Dataset entries:

start

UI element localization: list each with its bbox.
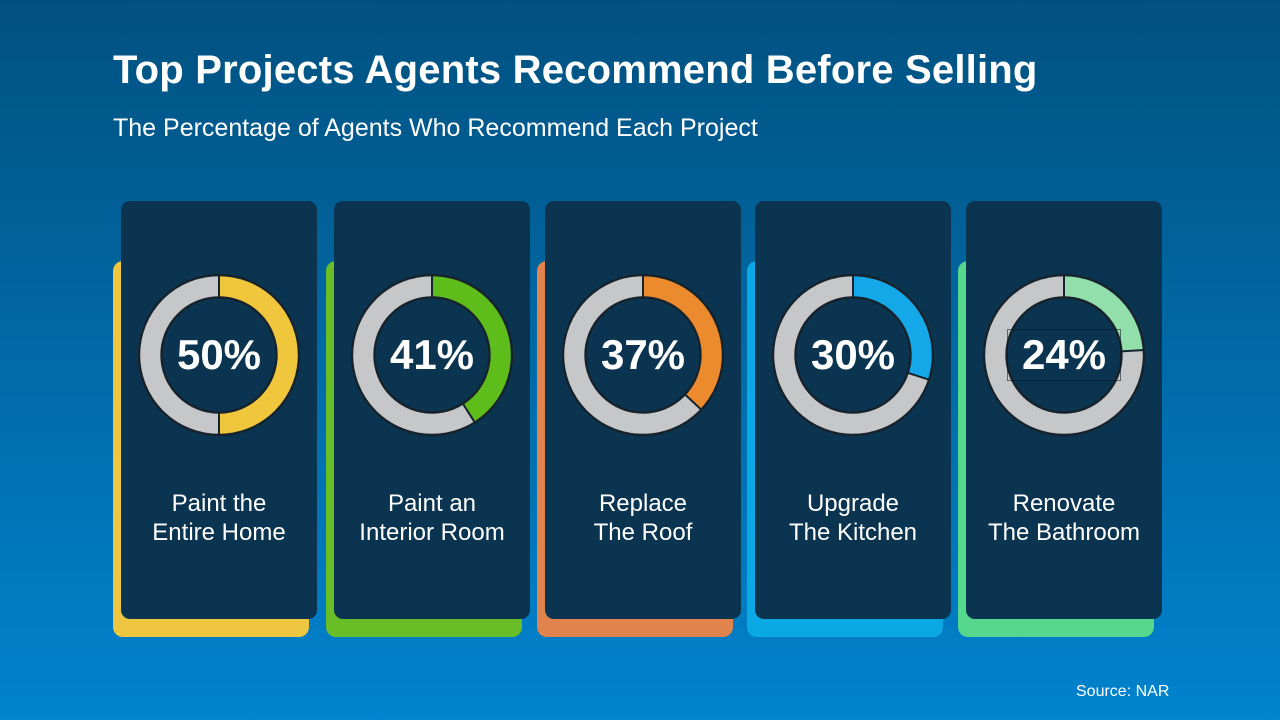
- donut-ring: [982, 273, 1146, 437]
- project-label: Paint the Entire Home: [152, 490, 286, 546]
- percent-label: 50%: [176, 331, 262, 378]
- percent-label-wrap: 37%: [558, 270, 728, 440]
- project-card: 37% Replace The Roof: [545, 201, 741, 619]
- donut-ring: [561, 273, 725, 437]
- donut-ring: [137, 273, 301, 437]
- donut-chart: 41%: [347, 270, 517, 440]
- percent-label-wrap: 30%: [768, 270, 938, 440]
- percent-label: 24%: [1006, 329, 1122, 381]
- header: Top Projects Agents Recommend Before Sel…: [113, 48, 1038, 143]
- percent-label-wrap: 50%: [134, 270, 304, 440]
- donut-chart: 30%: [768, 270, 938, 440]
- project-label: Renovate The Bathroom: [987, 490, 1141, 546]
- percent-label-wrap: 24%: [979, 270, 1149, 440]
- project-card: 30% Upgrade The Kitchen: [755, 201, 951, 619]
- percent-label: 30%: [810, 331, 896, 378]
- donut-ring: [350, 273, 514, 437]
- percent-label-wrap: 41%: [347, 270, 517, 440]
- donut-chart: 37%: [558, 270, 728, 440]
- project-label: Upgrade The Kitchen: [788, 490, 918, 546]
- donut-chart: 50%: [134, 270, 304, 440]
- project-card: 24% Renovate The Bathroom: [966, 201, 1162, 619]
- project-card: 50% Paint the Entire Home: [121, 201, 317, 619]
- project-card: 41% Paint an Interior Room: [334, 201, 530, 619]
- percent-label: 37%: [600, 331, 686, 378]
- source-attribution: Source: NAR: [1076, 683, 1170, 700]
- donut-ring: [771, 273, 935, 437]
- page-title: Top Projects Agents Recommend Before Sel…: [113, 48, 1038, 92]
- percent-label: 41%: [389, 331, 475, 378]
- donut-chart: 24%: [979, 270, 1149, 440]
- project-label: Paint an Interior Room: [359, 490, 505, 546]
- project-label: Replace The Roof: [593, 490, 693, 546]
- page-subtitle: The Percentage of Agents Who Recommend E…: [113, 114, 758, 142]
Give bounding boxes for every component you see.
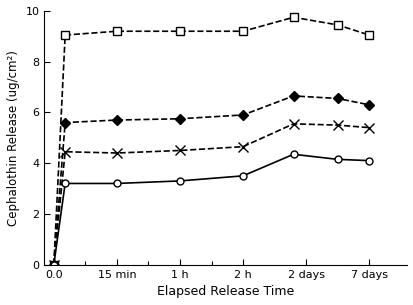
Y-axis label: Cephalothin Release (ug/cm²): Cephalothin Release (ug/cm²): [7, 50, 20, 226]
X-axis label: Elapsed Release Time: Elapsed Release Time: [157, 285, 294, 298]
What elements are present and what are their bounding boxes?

end
start

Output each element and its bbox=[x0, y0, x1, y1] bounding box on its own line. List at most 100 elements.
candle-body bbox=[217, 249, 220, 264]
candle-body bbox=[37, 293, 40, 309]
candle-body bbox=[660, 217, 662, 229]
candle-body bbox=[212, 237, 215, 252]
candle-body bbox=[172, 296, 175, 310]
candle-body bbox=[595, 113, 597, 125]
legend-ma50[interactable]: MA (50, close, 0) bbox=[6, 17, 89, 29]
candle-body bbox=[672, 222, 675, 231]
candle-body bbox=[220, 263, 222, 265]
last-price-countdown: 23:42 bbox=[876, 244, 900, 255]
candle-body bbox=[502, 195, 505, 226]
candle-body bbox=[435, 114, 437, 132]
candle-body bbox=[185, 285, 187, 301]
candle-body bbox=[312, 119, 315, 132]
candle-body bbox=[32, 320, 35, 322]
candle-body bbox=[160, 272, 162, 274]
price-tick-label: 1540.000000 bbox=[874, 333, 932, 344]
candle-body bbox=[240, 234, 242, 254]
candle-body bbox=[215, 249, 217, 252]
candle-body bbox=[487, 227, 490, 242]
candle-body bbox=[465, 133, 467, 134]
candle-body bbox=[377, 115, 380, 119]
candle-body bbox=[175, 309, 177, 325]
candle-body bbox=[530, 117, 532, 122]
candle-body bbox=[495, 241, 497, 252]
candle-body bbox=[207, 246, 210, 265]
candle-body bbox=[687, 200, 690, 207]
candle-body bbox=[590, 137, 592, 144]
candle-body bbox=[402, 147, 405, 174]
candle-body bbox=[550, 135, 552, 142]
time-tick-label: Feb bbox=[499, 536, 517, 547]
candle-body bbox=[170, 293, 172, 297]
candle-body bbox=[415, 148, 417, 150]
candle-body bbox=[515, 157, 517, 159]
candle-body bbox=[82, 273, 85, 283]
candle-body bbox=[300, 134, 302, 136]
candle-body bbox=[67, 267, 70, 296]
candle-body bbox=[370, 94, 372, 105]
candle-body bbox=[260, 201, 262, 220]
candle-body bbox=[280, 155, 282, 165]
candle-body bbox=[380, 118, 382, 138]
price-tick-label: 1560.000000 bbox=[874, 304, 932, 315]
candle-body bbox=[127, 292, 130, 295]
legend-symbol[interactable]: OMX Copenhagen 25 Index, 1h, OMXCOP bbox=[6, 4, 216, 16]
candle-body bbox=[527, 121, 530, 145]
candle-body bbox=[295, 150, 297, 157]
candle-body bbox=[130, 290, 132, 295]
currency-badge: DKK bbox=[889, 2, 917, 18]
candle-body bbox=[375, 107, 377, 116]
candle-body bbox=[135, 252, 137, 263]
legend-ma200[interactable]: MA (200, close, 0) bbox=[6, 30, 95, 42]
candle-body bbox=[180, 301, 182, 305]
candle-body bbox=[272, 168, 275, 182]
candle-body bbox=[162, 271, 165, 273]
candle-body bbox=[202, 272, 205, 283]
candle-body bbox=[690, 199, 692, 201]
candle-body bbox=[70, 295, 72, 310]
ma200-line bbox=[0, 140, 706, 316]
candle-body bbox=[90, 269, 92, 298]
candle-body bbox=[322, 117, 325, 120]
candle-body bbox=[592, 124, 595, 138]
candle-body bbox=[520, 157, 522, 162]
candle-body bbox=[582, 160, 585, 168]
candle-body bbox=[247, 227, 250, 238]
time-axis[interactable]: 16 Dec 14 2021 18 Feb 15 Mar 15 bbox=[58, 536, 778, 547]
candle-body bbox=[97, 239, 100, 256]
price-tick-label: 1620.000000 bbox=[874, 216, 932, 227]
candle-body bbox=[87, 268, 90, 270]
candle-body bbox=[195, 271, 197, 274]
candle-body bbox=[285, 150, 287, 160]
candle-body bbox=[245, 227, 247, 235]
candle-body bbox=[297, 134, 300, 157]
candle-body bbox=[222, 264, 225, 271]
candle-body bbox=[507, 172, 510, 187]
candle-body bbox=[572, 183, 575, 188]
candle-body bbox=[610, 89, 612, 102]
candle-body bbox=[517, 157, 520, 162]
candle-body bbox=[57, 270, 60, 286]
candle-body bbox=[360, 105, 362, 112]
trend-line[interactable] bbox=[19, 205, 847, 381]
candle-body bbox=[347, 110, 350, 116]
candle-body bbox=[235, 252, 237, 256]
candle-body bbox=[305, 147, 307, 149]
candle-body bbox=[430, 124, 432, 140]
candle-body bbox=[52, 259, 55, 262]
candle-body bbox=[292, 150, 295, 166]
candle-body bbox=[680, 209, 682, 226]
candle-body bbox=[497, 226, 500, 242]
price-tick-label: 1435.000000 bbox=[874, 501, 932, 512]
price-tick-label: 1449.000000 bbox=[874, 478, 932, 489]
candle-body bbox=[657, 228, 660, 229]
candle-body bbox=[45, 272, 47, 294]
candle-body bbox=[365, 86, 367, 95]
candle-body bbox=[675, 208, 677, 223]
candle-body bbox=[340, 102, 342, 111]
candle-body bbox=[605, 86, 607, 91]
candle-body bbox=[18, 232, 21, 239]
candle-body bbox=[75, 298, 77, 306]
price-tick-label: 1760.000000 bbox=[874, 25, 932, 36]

end

■ To do: Rewrite the lines between the one holding "- donut-ring: [982, 273, 1146, 437]" and the one holding "- project-card: 37%", inclusive, with "Entire" changed to "Whole" and nothing else altered.

■ Answer to this exercise:
- donut-ring: [982, 273, 1146, 437]
- project-label: Paint the Whole Home: [152, 490, 286, 546]
- percent-label: 50%: [176, 331, 262, 378]
- percent-label-wrap: 37%: [558, 270, 728, 440]
- project-card: 37% Replace The Roof: [545, 201, 741, 619]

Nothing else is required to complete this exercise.